▶ **What you are asked to do**: Tally every line in the entries below that holds "PAINT", then give only the total.

··········

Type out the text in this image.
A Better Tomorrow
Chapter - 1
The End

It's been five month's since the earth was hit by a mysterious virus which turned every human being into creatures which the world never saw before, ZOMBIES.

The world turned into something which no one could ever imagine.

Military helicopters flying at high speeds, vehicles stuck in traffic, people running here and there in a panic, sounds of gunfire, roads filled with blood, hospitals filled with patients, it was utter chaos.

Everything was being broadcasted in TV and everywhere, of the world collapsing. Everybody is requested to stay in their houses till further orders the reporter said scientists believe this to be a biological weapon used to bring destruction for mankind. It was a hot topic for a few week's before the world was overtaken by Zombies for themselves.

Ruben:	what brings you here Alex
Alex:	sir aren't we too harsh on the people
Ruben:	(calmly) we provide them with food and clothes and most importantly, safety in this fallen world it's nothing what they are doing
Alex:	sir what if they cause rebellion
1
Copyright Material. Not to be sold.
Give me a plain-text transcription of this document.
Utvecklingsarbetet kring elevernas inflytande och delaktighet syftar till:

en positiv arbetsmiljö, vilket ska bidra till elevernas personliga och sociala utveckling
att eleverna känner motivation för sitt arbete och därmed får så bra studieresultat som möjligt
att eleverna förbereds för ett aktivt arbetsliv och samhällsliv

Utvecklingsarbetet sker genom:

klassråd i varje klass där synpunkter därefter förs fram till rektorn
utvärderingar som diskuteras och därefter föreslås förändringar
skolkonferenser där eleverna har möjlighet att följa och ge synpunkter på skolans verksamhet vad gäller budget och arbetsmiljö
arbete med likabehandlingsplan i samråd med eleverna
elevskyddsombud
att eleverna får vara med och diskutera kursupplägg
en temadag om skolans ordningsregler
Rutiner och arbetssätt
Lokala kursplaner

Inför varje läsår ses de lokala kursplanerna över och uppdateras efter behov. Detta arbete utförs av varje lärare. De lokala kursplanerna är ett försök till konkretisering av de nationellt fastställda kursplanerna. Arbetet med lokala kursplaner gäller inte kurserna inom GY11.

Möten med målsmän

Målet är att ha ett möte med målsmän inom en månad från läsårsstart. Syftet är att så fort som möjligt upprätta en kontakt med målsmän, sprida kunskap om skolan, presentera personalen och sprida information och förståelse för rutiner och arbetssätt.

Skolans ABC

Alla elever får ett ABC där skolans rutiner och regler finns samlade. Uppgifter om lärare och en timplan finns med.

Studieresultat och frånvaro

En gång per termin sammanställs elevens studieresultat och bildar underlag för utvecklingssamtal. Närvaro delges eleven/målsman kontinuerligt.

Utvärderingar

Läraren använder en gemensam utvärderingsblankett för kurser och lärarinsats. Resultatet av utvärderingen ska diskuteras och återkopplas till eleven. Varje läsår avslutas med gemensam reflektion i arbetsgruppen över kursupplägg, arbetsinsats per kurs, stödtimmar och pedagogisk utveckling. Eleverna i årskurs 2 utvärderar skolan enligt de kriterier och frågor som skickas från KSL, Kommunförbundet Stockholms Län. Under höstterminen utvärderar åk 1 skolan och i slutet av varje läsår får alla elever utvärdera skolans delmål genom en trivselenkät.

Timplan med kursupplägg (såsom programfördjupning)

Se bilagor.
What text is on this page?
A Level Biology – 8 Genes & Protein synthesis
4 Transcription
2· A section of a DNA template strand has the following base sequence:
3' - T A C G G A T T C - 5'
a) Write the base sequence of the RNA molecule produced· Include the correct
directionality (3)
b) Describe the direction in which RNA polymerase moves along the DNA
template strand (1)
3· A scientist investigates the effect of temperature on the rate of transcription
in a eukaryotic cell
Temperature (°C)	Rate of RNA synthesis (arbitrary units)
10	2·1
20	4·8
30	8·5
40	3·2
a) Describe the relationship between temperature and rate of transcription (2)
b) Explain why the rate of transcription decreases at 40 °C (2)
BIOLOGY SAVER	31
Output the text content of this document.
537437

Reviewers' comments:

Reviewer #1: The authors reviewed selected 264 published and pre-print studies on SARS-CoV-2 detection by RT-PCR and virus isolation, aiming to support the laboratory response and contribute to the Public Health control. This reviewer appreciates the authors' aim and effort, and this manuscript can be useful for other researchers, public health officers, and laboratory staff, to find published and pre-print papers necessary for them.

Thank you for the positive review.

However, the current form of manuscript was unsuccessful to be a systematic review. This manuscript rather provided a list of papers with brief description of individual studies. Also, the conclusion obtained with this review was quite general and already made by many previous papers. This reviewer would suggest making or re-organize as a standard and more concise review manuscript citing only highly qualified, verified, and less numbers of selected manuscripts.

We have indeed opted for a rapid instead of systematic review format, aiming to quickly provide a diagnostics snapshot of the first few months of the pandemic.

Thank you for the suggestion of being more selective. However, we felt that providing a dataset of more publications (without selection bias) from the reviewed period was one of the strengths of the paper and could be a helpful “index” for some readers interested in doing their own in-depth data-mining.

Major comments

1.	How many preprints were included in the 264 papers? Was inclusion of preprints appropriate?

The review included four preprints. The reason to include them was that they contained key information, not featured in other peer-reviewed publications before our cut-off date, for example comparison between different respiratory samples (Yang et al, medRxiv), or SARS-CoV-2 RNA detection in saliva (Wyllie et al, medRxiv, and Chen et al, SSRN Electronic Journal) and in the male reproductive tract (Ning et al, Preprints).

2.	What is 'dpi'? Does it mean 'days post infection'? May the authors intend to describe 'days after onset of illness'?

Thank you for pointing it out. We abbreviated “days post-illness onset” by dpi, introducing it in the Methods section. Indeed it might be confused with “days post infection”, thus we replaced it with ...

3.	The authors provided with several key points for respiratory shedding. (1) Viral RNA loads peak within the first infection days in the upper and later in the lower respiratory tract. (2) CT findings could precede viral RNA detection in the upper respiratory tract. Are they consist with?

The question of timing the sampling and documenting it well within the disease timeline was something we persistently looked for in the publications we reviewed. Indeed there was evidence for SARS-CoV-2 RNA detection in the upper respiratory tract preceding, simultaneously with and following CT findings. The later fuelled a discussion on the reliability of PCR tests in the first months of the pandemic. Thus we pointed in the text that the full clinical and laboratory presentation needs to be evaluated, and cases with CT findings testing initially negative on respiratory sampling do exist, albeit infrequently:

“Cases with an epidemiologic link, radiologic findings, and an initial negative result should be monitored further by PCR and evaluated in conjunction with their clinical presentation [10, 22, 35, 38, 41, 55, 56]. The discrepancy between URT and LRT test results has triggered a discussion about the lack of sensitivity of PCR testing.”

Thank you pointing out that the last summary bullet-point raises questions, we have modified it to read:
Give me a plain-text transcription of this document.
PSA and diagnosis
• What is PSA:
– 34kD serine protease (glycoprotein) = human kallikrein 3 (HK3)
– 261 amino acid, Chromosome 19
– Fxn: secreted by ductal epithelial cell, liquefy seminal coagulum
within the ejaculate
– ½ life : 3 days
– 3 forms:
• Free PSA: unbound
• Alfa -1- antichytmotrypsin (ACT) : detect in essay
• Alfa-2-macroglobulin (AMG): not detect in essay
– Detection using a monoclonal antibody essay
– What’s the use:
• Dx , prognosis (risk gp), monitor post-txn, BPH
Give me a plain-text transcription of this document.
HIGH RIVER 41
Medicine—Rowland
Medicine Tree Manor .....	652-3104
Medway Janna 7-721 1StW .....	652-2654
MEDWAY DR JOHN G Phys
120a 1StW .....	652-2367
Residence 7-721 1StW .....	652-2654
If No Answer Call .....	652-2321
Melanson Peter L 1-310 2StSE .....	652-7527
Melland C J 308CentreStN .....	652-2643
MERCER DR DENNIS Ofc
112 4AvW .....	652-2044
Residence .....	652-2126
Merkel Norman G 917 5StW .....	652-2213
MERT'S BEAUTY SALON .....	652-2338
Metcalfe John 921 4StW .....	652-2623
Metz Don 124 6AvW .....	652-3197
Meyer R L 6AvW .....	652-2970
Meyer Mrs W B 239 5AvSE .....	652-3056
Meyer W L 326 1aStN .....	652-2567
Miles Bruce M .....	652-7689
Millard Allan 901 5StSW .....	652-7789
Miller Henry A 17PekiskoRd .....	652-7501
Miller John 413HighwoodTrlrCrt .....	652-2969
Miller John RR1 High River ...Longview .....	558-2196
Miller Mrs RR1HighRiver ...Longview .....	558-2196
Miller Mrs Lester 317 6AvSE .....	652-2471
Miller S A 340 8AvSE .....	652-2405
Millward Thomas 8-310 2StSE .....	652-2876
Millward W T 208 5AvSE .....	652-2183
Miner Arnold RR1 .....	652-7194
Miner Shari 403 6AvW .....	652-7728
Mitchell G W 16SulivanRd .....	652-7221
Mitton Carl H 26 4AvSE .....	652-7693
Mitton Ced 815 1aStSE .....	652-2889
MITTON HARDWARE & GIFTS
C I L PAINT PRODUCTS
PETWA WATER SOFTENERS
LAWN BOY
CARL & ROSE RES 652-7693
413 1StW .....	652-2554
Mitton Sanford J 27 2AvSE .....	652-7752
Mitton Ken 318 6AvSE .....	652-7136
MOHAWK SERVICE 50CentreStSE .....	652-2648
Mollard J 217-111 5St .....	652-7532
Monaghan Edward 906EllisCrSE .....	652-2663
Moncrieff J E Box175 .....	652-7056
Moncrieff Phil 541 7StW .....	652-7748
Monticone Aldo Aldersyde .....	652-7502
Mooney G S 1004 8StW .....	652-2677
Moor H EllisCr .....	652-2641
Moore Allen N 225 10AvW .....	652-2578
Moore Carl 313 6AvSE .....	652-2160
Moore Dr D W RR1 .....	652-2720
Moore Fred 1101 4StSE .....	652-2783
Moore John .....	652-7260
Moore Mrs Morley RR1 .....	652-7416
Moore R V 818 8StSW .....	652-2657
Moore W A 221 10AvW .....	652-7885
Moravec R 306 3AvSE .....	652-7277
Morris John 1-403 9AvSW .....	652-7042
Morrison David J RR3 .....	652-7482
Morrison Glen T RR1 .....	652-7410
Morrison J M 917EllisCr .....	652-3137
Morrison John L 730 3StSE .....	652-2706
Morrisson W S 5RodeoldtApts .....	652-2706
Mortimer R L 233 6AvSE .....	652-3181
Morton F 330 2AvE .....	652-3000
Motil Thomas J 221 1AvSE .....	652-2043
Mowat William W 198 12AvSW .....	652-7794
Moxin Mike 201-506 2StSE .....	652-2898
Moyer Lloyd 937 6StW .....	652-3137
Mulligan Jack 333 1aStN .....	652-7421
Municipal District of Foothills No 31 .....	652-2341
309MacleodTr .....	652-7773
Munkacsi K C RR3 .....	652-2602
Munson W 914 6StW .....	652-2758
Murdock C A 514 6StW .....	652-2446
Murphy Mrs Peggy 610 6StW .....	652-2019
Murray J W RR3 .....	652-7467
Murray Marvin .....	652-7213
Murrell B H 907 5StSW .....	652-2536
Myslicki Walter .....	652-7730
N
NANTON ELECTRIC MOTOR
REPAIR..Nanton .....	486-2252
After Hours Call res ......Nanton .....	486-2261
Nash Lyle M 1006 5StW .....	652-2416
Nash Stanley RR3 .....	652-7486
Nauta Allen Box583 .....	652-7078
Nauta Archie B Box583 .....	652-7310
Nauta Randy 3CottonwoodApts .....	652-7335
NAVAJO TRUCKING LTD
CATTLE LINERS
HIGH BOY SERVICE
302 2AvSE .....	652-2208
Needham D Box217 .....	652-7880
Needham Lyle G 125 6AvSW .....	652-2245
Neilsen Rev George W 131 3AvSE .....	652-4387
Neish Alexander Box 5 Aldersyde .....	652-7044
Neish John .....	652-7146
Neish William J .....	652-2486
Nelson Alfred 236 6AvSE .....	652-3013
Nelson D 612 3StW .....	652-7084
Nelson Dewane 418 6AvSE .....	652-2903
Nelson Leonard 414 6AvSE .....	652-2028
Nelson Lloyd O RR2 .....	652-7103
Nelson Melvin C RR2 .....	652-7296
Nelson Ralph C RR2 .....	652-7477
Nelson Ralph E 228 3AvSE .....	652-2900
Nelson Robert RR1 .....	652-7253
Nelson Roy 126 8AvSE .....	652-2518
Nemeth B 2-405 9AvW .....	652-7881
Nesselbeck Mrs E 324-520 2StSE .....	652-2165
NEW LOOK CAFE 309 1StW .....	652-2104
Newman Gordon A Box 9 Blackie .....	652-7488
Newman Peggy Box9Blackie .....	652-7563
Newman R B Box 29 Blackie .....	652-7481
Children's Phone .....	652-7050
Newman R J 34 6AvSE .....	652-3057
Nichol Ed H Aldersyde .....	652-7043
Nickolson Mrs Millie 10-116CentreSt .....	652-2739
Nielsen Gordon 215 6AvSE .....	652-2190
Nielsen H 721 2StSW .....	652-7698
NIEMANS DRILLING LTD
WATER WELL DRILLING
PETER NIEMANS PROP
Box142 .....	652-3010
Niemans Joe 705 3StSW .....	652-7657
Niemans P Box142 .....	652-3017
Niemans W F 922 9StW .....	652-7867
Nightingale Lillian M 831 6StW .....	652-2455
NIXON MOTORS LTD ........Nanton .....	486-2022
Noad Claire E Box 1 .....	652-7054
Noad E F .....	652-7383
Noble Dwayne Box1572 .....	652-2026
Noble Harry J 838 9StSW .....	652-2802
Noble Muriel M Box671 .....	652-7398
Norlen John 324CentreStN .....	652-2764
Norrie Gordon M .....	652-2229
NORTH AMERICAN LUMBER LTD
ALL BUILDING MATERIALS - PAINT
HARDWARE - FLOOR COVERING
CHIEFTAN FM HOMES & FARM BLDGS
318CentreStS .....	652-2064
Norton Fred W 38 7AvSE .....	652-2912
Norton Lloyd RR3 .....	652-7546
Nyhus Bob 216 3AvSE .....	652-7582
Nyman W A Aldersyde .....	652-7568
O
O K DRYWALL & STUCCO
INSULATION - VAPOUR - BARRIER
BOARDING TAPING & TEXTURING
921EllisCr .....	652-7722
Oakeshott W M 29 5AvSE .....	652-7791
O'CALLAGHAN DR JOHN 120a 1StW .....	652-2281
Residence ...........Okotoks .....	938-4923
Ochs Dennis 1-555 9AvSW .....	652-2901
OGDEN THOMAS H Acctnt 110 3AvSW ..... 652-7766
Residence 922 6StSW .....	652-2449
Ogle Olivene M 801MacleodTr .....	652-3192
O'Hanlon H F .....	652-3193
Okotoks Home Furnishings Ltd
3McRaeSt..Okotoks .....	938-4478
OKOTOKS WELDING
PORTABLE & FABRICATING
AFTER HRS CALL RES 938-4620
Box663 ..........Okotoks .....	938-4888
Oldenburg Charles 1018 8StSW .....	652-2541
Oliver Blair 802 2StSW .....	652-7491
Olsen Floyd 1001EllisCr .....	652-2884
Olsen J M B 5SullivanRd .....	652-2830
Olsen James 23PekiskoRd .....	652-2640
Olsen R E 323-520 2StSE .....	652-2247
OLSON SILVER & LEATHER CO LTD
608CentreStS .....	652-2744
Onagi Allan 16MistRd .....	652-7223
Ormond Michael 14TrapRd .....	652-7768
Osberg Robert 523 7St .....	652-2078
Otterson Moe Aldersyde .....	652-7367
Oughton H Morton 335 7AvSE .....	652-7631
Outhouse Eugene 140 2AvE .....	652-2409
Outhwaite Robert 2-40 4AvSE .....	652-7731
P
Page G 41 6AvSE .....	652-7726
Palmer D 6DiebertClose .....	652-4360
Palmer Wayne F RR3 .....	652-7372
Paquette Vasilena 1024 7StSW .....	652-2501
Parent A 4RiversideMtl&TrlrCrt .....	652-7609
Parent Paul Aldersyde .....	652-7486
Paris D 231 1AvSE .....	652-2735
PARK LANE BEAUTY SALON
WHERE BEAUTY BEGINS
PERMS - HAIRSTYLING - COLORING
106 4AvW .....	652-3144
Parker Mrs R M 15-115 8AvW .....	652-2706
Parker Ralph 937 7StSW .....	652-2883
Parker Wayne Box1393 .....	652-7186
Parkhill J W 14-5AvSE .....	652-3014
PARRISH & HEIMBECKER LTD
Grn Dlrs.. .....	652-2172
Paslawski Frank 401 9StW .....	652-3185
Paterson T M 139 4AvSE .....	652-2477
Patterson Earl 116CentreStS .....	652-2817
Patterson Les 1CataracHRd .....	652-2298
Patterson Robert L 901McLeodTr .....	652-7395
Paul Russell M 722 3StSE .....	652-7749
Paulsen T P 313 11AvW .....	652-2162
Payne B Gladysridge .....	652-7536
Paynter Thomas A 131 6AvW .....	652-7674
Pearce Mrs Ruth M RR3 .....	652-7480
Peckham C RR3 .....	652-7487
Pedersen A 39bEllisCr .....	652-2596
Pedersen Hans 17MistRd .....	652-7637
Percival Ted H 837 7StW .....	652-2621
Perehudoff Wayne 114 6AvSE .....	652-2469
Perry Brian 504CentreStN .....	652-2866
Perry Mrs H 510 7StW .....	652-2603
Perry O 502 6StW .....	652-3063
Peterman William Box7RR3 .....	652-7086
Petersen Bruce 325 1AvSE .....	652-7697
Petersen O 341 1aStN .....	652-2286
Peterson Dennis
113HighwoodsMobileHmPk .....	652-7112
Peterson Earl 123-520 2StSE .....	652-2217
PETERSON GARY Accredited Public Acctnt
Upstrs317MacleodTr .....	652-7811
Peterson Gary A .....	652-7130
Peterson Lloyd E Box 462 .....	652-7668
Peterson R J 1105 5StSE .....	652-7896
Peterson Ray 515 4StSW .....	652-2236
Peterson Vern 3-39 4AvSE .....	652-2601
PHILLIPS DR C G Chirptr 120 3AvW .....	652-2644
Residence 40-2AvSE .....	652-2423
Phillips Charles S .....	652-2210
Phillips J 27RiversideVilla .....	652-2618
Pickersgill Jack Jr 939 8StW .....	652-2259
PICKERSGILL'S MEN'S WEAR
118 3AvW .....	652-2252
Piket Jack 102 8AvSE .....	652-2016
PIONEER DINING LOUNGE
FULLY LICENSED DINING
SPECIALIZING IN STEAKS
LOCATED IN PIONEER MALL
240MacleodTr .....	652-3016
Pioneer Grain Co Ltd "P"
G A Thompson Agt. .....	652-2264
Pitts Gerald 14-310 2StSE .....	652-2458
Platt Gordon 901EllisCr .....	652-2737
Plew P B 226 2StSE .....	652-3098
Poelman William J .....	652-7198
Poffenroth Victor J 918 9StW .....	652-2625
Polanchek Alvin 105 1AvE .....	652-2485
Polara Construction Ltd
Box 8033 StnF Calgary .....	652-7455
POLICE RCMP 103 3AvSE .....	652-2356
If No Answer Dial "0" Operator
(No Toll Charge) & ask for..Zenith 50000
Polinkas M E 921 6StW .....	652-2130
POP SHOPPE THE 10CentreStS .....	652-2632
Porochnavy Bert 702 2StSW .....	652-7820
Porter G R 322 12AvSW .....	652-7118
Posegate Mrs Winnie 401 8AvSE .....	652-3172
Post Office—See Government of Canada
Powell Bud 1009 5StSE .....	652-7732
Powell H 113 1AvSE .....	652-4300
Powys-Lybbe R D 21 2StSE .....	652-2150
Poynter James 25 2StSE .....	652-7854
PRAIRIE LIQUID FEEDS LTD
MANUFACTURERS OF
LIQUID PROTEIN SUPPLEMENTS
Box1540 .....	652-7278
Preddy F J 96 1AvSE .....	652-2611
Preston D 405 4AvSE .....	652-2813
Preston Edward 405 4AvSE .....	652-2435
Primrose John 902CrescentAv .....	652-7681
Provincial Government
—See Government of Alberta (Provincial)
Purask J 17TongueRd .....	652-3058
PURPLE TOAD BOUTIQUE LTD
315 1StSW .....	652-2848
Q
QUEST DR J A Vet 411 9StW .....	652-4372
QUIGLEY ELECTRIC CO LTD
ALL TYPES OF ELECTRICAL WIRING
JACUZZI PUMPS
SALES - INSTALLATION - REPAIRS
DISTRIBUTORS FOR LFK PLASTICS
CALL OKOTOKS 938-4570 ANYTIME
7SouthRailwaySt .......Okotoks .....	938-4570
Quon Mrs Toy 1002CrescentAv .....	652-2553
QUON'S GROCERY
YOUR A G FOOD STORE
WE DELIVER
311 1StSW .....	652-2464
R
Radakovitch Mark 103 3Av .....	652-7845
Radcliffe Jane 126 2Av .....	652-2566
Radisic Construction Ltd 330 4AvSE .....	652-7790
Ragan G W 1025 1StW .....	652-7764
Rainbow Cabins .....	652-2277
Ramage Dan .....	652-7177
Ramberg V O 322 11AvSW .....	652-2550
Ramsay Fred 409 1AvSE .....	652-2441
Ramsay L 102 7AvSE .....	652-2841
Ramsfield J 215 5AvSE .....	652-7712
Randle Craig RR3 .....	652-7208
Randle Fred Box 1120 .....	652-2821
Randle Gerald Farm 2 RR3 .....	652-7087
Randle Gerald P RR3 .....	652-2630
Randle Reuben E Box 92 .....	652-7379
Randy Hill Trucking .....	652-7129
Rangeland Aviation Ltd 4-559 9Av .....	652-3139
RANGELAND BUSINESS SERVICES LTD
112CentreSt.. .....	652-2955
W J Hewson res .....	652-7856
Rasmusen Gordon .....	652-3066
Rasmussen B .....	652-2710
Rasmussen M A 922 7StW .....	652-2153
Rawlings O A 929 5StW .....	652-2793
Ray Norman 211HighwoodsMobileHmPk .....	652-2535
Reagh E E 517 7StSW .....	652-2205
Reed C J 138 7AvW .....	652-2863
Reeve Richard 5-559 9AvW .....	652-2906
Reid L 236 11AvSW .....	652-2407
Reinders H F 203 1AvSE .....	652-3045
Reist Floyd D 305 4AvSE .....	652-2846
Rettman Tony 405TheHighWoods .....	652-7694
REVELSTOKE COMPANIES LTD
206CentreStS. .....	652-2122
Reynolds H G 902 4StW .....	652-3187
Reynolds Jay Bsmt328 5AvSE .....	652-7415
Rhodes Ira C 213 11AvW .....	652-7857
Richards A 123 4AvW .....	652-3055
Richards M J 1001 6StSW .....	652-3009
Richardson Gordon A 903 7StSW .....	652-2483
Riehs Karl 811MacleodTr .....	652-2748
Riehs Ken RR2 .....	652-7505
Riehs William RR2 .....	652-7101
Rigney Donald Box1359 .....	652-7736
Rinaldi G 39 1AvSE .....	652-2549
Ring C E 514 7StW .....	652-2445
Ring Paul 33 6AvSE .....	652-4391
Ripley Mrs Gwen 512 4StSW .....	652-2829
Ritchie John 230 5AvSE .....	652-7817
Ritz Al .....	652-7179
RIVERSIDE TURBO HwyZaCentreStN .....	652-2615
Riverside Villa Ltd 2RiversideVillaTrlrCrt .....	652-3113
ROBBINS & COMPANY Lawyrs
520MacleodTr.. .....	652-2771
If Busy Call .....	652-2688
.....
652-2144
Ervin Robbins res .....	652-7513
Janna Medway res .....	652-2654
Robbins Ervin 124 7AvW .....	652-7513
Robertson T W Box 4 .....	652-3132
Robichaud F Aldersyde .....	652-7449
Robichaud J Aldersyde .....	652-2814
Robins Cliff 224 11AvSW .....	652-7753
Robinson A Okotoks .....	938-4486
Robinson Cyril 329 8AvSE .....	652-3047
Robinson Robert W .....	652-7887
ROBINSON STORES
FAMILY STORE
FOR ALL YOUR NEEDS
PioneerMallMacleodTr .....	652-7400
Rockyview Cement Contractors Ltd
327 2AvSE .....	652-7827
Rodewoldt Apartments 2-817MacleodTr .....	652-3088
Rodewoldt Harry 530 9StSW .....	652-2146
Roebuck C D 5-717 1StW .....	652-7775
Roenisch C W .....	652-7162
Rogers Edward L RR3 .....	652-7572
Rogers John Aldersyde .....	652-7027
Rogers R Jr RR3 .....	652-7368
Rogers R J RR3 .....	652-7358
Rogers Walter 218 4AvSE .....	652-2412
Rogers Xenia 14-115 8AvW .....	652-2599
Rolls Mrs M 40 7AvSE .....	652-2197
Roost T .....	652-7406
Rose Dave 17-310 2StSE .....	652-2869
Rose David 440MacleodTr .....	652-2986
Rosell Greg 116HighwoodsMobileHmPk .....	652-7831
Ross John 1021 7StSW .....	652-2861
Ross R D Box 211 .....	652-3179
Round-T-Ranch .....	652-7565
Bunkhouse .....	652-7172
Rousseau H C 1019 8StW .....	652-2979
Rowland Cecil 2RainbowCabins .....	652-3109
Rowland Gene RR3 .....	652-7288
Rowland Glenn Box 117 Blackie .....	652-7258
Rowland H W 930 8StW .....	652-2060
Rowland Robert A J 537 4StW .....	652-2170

··········

▶ **Response area**: 2